▶ [Work to complete]:
Select, from the data, each line where "person" occurs.

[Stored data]
════════

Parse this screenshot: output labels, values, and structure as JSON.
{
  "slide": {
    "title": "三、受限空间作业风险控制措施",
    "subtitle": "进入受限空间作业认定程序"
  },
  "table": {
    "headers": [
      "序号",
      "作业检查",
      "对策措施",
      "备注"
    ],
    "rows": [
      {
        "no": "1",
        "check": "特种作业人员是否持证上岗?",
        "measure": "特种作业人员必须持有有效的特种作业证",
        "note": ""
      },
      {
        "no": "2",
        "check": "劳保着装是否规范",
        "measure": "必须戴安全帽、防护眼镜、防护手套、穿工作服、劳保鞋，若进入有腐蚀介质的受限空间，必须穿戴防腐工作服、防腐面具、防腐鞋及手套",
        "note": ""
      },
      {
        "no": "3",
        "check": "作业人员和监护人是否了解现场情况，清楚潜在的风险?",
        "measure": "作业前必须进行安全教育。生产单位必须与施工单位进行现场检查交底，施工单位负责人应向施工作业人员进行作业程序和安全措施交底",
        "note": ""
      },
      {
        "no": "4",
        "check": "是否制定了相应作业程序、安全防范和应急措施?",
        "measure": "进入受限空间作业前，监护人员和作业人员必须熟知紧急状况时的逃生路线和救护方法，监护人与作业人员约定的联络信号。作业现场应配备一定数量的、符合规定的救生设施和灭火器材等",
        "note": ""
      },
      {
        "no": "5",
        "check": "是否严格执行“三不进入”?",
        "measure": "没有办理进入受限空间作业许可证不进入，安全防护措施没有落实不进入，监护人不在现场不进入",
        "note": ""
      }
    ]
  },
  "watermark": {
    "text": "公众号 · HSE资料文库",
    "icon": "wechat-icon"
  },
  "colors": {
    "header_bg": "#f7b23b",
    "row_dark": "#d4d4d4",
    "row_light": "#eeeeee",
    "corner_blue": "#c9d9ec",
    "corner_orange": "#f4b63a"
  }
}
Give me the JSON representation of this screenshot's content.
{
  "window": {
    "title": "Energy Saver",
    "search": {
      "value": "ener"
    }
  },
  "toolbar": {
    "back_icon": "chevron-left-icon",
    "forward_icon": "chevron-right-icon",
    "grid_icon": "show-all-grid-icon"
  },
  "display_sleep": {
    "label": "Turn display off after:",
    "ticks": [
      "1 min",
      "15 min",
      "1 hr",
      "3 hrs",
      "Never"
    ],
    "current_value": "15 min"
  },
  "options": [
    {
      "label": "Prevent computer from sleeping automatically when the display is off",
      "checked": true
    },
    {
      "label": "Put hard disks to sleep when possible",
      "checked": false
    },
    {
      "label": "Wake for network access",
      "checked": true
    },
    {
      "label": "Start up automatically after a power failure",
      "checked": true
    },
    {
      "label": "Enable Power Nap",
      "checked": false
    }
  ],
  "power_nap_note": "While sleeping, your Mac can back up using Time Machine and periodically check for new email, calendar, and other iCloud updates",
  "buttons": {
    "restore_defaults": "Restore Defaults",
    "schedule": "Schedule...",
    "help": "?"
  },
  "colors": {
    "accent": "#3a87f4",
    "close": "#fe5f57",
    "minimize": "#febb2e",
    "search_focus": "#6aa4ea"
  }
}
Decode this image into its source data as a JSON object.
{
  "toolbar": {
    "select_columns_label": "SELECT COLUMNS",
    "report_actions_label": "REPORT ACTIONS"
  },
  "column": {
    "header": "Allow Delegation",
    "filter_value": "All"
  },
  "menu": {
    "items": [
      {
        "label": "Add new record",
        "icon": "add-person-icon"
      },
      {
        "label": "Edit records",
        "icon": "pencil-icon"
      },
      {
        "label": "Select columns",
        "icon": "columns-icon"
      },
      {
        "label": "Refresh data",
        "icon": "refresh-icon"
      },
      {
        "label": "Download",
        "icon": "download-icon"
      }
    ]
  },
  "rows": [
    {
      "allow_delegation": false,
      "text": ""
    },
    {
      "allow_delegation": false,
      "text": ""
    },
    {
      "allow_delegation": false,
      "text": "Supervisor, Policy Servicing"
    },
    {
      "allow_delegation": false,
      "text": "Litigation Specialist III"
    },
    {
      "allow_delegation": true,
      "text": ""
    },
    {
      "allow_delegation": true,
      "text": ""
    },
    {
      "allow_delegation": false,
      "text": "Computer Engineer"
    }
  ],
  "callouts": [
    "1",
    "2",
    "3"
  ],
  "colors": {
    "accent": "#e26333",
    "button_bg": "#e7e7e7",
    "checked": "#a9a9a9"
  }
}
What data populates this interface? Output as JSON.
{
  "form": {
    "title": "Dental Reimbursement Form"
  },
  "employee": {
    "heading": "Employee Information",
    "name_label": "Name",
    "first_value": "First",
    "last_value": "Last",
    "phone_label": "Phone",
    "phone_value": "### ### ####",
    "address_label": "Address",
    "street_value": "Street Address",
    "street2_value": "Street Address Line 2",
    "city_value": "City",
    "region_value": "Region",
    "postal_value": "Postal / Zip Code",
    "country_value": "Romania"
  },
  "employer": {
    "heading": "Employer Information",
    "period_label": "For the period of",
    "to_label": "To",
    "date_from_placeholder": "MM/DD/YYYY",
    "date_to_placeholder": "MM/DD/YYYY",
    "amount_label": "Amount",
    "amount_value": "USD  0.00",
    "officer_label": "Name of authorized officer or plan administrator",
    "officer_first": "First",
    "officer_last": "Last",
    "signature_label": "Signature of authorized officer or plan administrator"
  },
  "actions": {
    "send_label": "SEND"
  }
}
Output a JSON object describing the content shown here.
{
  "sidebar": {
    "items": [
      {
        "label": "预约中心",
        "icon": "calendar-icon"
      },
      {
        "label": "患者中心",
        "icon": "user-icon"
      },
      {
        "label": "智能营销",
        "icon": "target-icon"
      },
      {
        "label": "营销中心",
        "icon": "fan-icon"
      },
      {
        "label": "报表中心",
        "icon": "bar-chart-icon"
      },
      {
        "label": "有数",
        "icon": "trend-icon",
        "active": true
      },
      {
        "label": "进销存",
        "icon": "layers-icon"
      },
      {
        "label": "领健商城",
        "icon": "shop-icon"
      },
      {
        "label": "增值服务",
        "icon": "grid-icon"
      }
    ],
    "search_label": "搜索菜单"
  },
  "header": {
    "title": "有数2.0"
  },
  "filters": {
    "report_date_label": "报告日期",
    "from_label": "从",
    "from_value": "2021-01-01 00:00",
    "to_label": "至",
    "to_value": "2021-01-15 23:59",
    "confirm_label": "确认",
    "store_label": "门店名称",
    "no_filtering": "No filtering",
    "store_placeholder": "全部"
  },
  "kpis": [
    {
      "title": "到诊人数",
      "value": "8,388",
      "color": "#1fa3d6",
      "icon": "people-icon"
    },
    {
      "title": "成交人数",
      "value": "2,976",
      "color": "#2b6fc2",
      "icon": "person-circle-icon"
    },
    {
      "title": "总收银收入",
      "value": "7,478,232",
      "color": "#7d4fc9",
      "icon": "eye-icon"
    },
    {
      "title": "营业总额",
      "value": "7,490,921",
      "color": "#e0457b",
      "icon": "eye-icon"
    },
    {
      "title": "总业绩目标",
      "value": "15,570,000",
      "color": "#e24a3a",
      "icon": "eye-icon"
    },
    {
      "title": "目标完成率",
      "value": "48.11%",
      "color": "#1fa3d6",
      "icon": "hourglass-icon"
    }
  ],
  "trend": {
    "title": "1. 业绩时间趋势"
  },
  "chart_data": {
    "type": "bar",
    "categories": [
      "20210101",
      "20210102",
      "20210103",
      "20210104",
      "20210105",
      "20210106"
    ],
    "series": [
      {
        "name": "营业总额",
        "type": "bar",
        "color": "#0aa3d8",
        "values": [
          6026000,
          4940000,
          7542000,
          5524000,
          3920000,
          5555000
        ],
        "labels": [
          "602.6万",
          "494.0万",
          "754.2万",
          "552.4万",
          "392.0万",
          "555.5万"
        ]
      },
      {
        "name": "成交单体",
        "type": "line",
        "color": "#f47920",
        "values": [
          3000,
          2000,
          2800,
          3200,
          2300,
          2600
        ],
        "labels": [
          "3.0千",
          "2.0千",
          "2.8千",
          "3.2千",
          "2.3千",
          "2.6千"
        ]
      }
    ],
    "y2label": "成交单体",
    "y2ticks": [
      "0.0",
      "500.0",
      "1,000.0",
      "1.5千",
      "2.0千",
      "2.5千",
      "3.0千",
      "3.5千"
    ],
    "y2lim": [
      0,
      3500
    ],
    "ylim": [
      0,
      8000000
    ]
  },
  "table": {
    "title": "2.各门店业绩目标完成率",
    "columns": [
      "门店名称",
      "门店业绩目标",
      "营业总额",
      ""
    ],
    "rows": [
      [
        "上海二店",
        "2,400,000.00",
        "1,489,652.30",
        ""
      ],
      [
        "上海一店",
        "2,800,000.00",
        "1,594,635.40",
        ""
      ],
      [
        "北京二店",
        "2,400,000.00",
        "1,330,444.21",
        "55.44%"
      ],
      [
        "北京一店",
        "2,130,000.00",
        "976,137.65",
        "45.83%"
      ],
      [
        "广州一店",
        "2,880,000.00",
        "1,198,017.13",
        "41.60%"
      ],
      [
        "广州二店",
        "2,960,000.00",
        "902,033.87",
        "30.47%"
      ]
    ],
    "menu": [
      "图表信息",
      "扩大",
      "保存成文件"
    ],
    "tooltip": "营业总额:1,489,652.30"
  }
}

════════

▶ [Response]:
        "icon": "add-person-icon"
      "icon": "person-circle-icon"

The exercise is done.